DIRECTIONS: Pull out every line of the listing below where "title" appears.

(Recorded data)

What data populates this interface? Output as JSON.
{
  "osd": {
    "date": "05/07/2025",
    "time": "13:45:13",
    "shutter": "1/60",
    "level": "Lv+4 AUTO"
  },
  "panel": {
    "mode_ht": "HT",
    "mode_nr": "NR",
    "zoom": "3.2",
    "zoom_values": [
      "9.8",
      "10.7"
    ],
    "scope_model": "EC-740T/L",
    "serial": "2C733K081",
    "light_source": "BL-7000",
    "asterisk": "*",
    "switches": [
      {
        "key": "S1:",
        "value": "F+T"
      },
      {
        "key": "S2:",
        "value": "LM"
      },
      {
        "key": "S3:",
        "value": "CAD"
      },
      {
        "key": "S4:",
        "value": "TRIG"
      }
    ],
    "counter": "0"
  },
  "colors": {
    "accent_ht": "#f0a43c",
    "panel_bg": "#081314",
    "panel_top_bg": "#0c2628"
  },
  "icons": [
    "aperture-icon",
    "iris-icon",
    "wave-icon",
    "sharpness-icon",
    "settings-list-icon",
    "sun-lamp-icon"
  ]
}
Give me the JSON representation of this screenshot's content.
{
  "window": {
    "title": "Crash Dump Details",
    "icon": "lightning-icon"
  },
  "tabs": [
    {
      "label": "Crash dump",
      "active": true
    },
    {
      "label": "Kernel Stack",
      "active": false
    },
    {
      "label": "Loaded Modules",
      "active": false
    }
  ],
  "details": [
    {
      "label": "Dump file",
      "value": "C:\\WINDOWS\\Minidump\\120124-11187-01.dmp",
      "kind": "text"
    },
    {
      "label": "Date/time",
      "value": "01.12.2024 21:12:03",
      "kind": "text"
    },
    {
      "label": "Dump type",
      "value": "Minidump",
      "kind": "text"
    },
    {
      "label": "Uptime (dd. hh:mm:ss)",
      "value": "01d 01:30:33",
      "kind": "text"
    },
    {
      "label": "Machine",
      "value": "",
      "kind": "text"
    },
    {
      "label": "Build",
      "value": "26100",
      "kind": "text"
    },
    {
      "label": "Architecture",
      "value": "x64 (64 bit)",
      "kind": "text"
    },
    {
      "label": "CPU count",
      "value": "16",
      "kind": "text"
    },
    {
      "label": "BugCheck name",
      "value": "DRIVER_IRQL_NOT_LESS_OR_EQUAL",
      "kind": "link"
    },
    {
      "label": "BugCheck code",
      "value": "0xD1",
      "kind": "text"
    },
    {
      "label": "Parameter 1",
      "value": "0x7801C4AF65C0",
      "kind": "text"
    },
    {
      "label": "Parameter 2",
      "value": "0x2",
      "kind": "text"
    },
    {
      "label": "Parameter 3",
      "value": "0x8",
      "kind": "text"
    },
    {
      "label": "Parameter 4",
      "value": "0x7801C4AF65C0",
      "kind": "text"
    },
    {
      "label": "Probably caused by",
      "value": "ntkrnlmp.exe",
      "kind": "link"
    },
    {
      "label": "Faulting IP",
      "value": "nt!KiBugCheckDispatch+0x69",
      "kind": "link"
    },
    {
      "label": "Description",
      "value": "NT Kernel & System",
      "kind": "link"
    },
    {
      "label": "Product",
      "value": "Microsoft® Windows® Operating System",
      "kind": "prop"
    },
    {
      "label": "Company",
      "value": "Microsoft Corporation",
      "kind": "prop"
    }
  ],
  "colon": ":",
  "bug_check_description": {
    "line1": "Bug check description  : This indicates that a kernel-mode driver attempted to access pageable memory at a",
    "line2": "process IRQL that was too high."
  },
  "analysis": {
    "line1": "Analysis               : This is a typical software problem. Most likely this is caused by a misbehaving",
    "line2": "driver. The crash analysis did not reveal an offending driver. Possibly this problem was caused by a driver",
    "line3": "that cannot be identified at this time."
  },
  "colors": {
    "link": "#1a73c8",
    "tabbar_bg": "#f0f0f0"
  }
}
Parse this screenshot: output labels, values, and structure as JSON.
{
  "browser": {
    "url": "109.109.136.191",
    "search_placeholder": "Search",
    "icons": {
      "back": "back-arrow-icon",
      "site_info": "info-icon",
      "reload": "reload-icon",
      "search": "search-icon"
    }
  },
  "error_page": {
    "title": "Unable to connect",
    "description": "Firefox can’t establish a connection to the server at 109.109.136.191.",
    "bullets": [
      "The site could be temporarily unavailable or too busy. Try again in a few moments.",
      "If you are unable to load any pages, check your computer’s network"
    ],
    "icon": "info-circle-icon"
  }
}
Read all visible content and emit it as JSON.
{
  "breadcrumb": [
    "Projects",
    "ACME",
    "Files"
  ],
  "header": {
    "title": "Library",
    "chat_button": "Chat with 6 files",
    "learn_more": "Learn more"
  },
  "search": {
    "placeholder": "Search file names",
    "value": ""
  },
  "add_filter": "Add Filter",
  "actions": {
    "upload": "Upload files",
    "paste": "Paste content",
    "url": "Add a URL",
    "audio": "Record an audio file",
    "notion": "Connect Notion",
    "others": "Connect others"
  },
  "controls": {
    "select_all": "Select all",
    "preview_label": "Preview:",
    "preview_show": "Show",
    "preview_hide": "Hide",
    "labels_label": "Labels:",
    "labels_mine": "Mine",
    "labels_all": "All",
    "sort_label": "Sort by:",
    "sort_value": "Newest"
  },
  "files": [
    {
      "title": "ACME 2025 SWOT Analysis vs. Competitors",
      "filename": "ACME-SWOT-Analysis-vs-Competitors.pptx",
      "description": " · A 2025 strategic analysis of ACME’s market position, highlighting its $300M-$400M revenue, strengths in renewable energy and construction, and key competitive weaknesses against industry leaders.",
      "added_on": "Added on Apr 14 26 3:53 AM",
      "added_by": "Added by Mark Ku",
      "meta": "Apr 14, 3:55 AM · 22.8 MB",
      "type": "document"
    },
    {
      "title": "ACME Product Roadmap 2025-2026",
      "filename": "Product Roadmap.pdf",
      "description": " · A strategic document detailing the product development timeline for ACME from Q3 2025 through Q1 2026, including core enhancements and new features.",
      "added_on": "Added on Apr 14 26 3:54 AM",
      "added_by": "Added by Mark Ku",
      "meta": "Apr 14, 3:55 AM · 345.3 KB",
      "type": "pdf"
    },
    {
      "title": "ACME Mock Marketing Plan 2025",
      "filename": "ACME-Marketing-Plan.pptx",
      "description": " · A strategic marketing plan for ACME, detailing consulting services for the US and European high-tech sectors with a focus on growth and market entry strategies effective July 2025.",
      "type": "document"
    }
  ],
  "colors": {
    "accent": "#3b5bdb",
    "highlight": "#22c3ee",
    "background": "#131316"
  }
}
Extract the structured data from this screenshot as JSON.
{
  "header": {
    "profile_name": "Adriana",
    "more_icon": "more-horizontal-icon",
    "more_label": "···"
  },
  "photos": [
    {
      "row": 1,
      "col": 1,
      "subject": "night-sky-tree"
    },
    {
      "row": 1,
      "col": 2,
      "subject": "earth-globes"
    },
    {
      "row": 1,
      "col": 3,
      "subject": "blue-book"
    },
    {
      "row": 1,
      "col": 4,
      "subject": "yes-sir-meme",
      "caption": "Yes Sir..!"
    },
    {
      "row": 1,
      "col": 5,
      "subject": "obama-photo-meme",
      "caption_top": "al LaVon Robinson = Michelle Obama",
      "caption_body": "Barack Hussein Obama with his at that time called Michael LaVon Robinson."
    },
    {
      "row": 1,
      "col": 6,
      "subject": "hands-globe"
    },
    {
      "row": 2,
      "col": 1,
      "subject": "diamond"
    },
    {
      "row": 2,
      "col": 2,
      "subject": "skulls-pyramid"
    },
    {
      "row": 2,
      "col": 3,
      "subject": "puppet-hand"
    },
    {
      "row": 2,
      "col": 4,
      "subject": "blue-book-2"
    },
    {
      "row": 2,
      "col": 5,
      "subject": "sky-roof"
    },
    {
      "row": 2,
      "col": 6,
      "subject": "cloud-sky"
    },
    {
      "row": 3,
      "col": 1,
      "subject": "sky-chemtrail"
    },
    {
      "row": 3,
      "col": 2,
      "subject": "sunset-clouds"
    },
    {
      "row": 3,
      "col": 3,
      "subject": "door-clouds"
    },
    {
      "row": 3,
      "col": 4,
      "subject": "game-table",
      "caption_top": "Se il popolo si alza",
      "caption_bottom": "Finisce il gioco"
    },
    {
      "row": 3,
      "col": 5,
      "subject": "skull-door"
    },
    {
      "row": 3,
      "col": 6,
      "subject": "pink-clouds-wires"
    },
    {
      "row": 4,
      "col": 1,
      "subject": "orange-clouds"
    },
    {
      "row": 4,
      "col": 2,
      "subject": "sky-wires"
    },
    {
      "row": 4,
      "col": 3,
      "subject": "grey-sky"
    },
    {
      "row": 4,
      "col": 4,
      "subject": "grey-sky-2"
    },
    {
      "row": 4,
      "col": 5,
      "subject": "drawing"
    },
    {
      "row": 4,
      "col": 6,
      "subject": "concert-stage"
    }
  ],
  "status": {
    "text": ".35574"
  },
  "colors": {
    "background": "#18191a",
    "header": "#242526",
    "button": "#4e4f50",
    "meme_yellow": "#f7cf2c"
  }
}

ANSWER TO THE EXERCISE:
    "title": "Crash Dump Details",
    "title": "Unable to connect",
    "title": "Library",
      "title": "ACME 2025 SWOT Analysis vs. Competitors",
      "title": "ACME Product Roadmap 2025-2026",
      "title": "ACME Mock Marketing Plan 2025",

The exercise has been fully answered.